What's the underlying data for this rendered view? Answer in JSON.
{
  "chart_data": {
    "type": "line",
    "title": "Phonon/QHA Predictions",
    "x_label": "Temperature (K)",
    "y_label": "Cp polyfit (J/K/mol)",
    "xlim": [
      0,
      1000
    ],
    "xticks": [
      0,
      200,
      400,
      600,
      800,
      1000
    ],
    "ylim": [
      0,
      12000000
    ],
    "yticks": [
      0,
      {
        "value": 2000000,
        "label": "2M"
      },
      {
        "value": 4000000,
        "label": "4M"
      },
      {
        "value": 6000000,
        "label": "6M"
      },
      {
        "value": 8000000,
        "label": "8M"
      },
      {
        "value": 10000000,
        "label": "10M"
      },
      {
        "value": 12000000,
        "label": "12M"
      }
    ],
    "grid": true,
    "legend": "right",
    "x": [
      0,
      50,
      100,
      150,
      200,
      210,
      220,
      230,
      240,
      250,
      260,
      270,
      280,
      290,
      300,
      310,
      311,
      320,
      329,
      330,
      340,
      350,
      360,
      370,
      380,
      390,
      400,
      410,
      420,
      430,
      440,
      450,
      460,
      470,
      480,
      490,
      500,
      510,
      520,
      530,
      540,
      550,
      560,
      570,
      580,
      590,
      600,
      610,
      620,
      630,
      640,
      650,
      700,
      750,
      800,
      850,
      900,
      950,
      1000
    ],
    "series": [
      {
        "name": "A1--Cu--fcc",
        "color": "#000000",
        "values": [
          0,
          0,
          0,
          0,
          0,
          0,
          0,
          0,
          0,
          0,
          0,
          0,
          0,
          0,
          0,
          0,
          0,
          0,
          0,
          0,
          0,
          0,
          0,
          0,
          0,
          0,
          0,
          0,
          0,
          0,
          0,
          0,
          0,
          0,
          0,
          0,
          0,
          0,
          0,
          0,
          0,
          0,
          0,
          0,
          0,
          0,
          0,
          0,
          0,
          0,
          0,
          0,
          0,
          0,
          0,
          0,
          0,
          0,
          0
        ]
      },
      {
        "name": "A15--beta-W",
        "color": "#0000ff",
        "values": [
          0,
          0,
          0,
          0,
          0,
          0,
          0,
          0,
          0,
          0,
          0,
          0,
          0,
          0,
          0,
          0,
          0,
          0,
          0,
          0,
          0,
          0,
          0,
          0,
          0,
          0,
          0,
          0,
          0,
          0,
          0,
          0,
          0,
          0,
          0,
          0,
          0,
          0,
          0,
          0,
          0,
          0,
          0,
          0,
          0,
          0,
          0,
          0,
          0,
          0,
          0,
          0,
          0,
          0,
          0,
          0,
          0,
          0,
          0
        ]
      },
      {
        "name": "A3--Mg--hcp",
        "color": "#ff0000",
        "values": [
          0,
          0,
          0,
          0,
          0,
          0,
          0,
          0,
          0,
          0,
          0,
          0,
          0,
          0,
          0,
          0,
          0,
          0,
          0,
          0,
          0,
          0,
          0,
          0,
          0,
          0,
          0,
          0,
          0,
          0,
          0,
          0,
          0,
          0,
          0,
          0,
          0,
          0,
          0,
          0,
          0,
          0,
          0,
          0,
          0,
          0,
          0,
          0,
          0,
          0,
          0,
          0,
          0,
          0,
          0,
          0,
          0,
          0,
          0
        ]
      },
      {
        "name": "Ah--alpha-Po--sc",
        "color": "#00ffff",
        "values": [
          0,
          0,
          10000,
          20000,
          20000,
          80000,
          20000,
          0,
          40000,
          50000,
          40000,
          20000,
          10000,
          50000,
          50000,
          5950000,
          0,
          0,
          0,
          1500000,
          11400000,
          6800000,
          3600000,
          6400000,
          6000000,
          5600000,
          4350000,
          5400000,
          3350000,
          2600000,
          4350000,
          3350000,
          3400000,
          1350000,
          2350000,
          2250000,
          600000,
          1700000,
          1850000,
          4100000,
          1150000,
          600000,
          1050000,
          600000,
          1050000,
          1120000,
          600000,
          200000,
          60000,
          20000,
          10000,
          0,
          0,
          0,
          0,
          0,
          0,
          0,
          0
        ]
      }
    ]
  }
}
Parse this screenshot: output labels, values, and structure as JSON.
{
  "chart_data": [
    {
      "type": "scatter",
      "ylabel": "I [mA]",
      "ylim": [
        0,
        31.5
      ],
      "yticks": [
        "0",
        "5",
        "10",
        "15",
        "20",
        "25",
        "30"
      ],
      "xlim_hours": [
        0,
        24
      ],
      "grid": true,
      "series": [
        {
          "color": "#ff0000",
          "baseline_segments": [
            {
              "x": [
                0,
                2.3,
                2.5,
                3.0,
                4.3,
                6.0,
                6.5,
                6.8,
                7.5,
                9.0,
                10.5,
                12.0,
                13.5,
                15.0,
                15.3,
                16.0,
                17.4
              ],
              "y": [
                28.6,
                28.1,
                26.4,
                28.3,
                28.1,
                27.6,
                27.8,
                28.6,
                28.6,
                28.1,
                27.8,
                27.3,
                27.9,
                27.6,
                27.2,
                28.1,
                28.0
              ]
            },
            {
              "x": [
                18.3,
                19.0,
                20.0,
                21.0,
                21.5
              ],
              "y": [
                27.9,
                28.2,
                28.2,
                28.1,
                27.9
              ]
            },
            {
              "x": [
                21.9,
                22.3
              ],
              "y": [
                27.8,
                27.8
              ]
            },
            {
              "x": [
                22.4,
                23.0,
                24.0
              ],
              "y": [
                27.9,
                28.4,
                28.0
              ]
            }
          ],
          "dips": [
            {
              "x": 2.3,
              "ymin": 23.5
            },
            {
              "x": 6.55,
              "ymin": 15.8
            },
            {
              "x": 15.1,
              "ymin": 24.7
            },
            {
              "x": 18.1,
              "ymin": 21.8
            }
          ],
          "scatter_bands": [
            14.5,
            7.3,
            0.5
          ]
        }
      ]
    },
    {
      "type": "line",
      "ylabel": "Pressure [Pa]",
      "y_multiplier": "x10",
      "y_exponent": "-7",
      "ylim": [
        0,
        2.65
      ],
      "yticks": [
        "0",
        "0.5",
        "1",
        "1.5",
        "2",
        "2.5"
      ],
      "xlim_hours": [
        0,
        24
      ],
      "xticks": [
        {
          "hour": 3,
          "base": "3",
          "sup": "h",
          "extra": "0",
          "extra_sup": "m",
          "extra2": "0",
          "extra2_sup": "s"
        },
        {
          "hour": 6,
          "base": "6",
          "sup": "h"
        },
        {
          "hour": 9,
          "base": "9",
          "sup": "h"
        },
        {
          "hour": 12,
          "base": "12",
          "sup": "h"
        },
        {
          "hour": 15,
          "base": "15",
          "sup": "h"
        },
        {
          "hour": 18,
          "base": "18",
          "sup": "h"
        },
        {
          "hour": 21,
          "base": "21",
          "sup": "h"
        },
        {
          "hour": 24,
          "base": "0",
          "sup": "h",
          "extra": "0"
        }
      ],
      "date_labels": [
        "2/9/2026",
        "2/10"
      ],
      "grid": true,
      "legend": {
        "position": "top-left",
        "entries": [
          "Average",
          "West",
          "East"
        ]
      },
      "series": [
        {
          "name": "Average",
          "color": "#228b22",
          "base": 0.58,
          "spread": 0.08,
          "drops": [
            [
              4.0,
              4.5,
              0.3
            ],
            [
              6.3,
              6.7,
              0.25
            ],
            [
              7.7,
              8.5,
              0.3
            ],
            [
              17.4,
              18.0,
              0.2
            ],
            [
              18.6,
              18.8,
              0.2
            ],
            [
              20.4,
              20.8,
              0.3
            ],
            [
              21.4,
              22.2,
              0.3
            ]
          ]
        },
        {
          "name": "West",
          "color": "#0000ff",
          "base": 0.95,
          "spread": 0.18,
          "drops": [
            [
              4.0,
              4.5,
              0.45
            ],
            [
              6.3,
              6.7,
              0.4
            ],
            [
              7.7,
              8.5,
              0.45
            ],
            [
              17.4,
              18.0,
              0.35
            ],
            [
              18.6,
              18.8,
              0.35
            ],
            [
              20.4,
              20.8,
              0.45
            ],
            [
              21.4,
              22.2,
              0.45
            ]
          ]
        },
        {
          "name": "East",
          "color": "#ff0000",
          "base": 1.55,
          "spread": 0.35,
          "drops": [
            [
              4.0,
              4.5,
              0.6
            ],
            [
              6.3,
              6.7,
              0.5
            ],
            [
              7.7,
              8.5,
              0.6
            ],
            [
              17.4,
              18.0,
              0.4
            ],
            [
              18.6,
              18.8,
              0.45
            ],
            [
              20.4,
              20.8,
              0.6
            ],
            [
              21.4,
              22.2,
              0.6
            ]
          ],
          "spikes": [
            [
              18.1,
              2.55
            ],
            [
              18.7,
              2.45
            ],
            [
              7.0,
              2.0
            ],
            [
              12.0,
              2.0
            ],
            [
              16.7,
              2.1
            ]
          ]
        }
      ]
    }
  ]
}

_Task_
Check each line of the data above for the string "name" and report only how many lines have it.

_Correct result_
7